** begin Quoted text **
Exhibit 10.7
DIAMOND MANAGEMENT & TECHNOLOGY CONSULTANTS, INC.
2000 STOCK OPTION PLAN
1. Purpose . The Diamond
Management & Technology Consultants, Inc. 2000 Stock Option
Plan (the “Plan”) is intended to promote the long-term
success of Diamond Management & Technology Consultants, Inc.
(the “Company”) and its stockholders by strengthening
the Company’s ability to attract and retain highly competent
executives and other selected employees, and to provide a means to
encourage stock ownership and proprietary interest in the
Company.
2. Term . The Plan shall
become effective upon the date (the “Effective Date”)
it is approved by the affirmative vote of the holders of a majority
of the securities of the Company present or represented, and
entitled to vote at a meeting of stockholders of the Company and
shall terminate at the close of business on the tenth anniversary
of the Effective Date unless terminated earlier under
Section 14. After termination of the Plan, no future awards
may be granted, but previously granted awards shall remain
outstanding in accordance with their applicable terms and
conditions and the terms and conditions of the Plan.
3. Plan Administration .
The Company’s Management Committee, as constituted from time
to time, or any other committee appointed by the Board (the
“Committee”), shall be responsible for administering
the Plan. Except as otherwise provided in the Plan, the Committee
shall have full and exclusive power to interpret the Plan and to
adopt such rules, regulations and guidelines for carrying out the
Plan as it may deem necessary or proper, and such power shall be
executed in the best interests of the Company and in keeping with
the objectives of the Plan. The interpretation and construction of
any provision of the Plan or any option or right granted hereunder
and all determinations by the Committee in each case shall be
final, binding and conclusive with respect to all interested
parties.
** end Quoted text **
** begin Record set **
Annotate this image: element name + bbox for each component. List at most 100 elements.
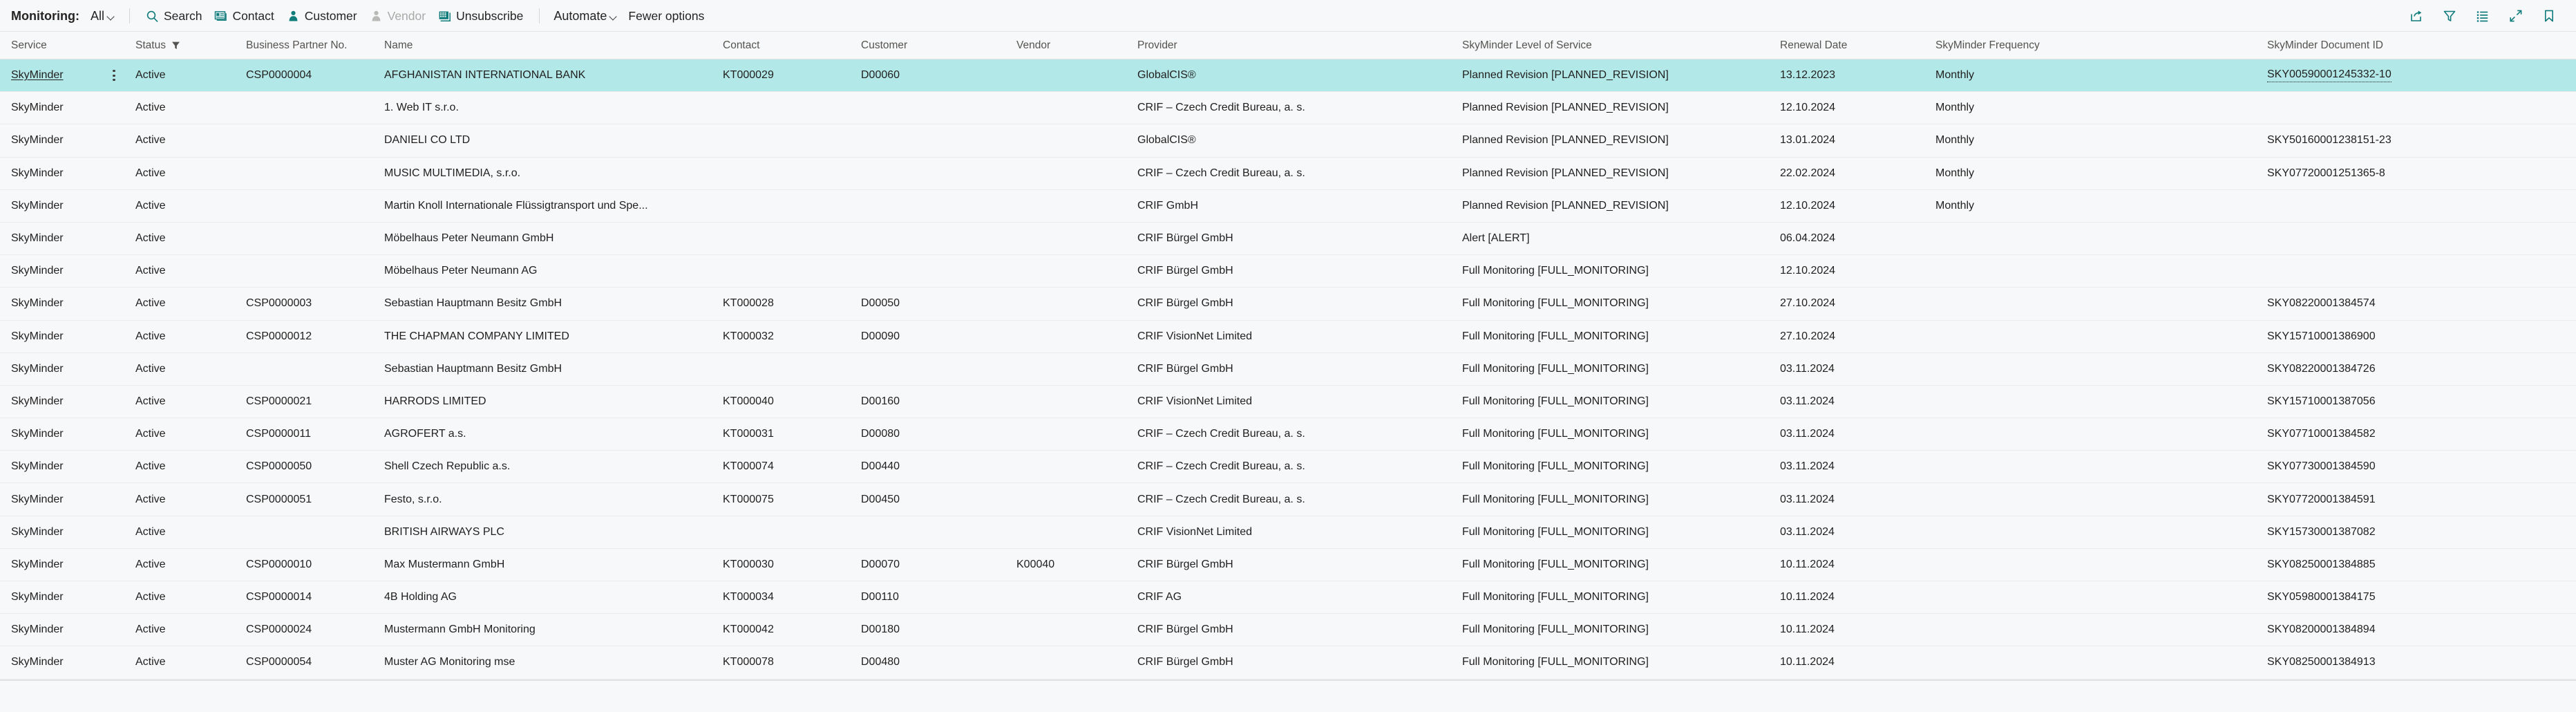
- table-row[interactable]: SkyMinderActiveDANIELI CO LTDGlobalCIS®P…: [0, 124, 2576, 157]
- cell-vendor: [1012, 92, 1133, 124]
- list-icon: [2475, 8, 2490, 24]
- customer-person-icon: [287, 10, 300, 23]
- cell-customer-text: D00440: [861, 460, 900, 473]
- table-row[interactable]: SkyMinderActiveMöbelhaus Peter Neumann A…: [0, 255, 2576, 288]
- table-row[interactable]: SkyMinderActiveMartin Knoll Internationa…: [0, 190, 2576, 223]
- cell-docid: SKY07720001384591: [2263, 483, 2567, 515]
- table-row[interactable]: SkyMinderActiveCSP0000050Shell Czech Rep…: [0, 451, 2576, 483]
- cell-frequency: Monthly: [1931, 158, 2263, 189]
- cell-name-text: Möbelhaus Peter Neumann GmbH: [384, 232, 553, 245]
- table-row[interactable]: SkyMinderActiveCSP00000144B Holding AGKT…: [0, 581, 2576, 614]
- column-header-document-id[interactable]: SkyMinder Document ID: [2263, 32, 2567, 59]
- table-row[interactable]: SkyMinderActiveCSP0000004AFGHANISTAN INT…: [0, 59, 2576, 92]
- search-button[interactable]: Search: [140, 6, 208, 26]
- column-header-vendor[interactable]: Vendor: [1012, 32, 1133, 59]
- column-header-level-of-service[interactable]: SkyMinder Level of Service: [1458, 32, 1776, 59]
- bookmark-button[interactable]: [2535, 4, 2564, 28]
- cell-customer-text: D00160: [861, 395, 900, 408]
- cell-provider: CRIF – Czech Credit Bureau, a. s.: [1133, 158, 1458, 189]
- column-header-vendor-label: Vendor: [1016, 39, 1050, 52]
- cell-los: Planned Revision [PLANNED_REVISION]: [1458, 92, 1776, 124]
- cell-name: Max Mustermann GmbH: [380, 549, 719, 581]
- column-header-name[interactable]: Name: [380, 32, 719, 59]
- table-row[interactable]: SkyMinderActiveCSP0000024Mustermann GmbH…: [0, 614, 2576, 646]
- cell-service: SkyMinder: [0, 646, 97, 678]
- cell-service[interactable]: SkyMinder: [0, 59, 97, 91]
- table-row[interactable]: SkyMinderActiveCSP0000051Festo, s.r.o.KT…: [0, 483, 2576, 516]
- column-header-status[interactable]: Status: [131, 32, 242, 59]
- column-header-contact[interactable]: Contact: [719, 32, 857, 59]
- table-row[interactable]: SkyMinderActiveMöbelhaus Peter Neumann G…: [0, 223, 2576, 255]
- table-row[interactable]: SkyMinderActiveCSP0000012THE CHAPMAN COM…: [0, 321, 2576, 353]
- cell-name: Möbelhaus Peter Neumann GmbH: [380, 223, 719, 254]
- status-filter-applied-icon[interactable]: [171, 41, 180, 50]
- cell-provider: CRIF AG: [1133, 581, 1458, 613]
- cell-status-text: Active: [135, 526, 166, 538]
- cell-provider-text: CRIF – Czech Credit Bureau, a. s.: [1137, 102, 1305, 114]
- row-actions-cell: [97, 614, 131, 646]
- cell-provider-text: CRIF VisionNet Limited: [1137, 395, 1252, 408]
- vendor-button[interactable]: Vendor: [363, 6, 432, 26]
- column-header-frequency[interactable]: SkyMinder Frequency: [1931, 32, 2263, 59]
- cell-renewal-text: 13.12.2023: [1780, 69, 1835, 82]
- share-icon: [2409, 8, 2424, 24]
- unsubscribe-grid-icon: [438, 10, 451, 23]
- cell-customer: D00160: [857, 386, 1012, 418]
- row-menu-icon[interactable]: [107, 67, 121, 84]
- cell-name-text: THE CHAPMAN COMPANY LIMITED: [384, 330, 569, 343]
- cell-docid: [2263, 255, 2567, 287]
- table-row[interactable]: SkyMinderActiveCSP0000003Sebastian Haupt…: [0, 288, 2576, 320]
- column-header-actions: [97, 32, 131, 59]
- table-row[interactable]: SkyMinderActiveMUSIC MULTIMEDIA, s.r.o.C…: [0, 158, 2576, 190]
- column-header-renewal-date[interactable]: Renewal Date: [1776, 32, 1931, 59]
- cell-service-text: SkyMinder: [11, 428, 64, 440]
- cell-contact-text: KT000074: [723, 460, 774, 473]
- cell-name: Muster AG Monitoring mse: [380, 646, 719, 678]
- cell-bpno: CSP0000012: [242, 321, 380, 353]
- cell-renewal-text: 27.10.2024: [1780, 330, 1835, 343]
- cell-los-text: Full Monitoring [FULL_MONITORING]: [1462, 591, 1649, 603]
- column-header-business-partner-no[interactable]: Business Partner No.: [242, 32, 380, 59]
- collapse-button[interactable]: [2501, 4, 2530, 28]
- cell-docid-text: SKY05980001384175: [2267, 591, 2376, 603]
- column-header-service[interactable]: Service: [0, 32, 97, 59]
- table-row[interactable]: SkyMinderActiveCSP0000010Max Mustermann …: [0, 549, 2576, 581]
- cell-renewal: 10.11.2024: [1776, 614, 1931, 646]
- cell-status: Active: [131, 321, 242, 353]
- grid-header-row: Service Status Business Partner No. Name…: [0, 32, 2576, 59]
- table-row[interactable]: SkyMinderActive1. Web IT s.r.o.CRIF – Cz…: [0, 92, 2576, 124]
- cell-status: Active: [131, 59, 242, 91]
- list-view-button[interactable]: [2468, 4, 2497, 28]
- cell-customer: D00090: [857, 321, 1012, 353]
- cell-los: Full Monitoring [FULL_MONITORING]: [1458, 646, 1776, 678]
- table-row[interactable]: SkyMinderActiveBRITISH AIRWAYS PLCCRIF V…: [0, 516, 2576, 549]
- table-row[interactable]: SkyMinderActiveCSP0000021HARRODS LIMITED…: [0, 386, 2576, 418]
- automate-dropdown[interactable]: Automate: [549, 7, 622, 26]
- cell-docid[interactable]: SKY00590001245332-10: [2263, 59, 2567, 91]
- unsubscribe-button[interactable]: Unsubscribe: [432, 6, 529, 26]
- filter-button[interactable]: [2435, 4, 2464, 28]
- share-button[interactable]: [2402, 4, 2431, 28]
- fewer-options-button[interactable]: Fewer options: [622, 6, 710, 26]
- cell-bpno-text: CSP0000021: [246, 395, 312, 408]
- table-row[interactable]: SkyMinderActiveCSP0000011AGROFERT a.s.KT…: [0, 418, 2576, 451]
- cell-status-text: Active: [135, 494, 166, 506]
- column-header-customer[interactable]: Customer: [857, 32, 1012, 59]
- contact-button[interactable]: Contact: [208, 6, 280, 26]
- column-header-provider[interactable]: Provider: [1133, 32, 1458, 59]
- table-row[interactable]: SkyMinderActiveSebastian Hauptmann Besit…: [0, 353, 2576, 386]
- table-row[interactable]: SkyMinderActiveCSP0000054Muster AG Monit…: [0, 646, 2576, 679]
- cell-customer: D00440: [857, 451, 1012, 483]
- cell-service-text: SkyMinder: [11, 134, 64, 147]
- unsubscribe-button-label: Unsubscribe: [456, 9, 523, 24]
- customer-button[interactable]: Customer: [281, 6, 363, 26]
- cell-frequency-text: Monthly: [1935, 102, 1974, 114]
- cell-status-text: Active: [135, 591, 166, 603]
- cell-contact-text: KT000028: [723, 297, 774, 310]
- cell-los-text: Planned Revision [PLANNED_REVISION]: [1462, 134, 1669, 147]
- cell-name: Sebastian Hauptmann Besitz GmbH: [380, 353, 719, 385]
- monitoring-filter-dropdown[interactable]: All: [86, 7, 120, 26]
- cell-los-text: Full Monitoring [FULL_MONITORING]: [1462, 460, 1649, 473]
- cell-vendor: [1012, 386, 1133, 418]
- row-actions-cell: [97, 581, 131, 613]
** end Record set **
> [Tasks]
1. List every term that the stock option plan defines in quotation marks.
2. According to the stock option plan, when does the Plan terminate if it is not ended earlier?
3. Carry the stock option plan forward from its last sentence.

> [The results]
1. "Plan", "Company", "Effective Date", "Committee"

2. It terminates at the close of business on the tenth anniversary of the Effective Date.

3.
4. Eligibility . Any
employee of the Company shall be eligible to receive one or more
awards under the Plan. Directors of the Company who are not
employed by the Company will be considered “employees”
eligible to receive awards under the Plan, but only for purposes of
nonqualified stock options. Consultants of the Company qualifying
as “employees” within the meaning of Form S-8 under the
Securities Act of 1933, as amended (the “Securities
Act”), shall also be eligible to receive awards under the
Plan. “Company” includes any entity that is directly or
indirectly controlled by the Company or any entity in which the
Company has a significant equity interest, as determined by the
Committee.
5. Shares of Common Stock
Subject to the Plan . Subject to the provisions of
Section 6 of the Plan, the aggregate number of shares of
Common Stock, $0.001 par value, of the Company
(“Stock”) which may be transferred to participants
under the Plan shall be 8,500,000 shares. The aggregate number of
shares of Stock that may be granted in the
form of
incentive stock options (“ISO’s”) intended to
comply with Section 422 of the Internal Revenue Code of 1986,
as amended (the “Code”), shall be 8,500,000. Unless
otherwise determined by the Committee, the aggregate number of
shares of Stock that may be covered by awards granted to any single
individual under the Plan shall not exceed 50,000 shares per fiscal
year of the Company.
Shares subject to awards under the
Plan which expire, terminate, or are canceled prior to exercise or,
in the case of awards granted under Section 8.3, do not vest,
shall thereafter be available for the granting of other awards.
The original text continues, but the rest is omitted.